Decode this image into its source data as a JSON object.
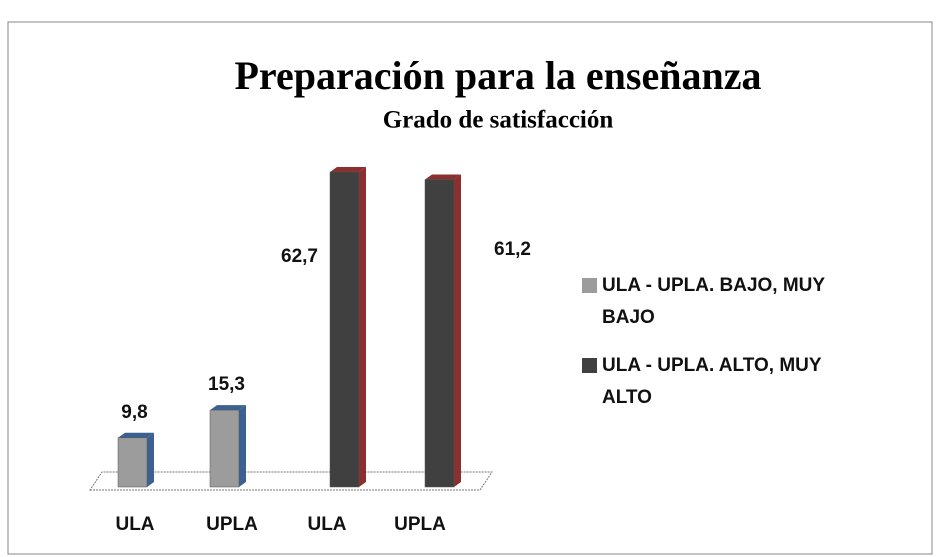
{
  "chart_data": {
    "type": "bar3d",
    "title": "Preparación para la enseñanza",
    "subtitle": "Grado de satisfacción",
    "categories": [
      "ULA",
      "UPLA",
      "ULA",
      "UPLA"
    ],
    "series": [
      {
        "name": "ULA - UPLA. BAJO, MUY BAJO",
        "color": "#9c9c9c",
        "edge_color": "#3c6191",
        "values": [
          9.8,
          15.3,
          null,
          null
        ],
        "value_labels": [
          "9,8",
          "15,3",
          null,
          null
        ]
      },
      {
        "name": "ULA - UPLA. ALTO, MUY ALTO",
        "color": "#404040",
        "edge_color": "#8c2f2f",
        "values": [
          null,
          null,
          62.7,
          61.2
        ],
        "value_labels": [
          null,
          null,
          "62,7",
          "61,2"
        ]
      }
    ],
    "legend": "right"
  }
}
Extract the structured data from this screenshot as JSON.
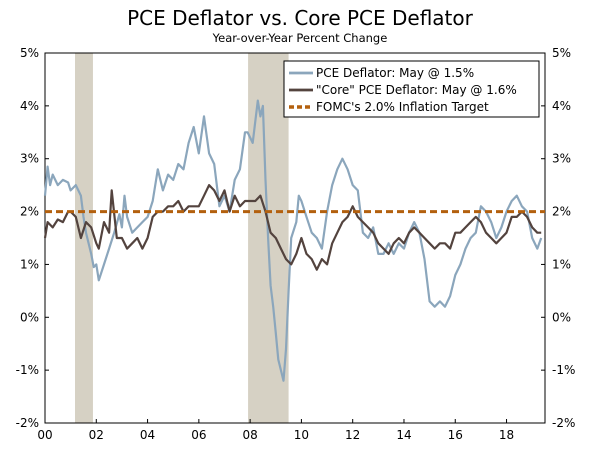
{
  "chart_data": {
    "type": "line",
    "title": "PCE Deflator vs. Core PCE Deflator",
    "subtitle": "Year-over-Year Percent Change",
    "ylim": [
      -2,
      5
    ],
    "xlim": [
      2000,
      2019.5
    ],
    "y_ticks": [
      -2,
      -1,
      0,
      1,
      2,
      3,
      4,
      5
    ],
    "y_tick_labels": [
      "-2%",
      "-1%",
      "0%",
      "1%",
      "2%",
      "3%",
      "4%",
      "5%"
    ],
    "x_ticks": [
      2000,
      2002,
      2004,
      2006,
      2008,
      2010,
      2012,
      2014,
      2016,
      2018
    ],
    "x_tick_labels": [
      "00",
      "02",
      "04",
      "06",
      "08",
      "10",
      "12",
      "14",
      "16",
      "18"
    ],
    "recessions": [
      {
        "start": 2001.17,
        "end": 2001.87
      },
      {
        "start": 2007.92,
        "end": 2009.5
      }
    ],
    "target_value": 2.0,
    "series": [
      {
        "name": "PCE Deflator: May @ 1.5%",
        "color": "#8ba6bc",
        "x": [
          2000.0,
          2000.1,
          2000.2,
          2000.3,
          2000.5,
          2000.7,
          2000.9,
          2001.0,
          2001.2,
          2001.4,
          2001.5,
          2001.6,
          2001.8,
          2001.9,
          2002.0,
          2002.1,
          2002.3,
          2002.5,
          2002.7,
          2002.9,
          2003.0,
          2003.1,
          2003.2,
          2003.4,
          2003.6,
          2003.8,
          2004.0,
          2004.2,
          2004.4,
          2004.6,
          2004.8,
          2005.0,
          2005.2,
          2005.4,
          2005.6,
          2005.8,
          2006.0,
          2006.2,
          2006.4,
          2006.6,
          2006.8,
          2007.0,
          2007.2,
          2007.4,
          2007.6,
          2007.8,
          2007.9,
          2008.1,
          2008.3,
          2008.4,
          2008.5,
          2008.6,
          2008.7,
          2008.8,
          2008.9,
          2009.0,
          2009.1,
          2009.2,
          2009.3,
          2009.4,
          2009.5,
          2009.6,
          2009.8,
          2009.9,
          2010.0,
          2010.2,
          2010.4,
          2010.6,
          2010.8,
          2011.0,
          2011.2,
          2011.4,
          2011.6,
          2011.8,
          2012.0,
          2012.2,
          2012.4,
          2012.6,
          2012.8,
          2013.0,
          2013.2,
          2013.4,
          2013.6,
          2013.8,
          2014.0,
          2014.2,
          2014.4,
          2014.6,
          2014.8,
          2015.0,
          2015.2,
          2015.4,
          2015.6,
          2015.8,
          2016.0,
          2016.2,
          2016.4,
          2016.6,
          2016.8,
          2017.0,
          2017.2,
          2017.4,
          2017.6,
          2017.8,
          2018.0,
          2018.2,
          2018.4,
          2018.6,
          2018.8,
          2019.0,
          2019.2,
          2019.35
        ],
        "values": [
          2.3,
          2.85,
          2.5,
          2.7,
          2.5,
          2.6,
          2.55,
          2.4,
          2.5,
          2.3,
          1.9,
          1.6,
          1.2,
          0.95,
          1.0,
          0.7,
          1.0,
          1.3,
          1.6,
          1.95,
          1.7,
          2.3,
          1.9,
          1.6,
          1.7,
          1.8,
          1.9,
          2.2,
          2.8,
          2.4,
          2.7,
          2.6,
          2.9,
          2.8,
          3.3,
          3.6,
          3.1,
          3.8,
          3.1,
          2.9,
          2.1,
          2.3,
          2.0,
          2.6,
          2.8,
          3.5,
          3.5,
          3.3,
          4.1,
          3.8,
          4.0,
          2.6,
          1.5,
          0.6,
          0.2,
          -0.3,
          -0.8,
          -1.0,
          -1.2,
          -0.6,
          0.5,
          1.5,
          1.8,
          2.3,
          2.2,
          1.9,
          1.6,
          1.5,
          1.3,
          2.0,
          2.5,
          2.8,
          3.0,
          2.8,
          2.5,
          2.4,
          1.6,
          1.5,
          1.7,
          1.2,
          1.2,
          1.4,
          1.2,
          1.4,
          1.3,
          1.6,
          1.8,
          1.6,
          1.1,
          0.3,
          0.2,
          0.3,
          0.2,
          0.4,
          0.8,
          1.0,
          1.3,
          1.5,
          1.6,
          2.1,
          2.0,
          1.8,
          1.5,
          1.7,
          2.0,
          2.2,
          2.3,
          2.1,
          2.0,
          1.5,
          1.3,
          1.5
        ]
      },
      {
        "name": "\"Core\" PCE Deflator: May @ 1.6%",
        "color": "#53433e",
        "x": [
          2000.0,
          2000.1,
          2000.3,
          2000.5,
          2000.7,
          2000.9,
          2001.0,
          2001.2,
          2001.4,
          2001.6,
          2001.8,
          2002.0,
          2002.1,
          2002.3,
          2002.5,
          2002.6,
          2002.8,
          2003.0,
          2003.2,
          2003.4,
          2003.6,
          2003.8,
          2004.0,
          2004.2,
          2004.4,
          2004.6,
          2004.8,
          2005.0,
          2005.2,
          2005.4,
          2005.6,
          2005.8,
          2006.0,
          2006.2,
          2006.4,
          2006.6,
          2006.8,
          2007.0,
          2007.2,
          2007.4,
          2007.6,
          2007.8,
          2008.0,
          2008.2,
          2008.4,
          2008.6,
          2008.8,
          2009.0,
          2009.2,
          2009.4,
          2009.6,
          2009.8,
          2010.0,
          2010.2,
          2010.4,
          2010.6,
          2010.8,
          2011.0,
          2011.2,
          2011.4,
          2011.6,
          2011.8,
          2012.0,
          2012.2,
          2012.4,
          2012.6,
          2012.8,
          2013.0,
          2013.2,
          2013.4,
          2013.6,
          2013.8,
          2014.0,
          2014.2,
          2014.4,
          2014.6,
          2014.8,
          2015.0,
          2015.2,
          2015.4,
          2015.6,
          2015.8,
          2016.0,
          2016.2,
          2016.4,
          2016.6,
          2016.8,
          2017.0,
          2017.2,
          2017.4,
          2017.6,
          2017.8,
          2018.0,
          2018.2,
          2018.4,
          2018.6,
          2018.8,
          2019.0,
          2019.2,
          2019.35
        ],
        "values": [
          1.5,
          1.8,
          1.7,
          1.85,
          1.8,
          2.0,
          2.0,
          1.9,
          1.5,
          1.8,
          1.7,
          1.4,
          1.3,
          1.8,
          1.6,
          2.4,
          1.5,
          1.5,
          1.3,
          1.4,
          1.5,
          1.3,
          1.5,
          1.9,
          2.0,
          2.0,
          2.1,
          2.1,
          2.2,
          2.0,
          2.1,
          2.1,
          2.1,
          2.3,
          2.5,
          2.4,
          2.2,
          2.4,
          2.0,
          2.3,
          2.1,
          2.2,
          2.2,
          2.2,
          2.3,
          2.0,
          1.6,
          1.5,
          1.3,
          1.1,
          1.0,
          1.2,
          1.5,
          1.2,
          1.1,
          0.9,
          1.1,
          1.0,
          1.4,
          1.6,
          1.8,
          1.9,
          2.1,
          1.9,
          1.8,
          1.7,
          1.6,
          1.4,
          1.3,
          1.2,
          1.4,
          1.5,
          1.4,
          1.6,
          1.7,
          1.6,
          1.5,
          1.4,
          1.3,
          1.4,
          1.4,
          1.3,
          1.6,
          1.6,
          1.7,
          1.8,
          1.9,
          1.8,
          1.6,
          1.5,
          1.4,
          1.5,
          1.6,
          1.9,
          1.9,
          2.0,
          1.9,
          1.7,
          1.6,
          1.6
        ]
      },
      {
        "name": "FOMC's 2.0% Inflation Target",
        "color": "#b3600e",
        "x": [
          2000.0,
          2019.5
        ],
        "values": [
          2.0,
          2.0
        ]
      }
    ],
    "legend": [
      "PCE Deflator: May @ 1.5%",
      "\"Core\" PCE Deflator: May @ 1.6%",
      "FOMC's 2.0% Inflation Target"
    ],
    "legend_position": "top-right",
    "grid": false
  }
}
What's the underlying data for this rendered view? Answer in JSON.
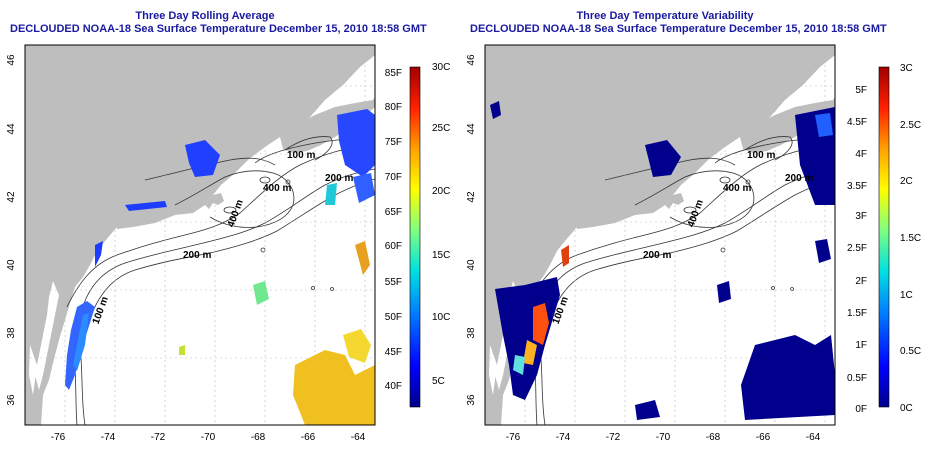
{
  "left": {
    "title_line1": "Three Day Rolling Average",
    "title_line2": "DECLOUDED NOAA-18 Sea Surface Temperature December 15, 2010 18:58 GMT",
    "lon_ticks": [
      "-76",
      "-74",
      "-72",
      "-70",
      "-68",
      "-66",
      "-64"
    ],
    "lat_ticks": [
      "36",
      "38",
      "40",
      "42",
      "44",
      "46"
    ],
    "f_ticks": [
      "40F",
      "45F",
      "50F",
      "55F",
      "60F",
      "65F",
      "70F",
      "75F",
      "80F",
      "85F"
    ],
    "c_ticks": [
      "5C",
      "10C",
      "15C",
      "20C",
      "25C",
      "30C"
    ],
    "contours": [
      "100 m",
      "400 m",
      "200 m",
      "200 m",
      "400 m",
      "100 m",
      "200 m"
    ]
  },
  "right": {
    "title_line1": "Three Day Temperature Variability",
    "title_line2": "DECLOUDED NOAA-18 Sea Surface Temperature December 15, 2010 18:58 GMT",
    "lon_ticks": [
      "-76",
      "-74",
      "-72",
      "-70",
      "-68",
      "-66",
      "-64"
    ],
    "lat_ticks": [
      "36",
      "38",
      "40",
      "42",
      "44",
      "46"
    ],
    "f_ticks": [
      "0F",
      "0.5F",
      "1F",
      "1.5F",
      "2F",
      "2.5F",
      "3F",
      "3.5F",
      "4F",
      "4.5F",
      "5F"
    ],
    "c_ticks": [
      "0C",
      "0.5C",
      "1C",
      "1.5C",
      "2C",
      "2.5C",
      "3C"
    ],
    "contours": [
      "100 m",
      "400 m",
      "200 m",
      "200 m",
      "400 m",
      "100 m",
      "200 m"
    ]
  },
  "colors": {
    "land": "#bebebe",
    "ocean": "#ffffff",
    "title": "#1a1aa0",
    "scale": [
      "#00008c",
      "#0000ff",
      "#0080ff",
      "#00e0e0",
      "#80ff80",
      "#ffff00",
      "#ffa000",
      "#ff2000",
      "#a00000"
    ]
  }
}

= Task statement =
Copy out the lines that hold "subtitle".

= Answer to the exercise =
    "subtitle": "Grado de satisfacción",
    "subtitle": "Year-over-Year Percent Change",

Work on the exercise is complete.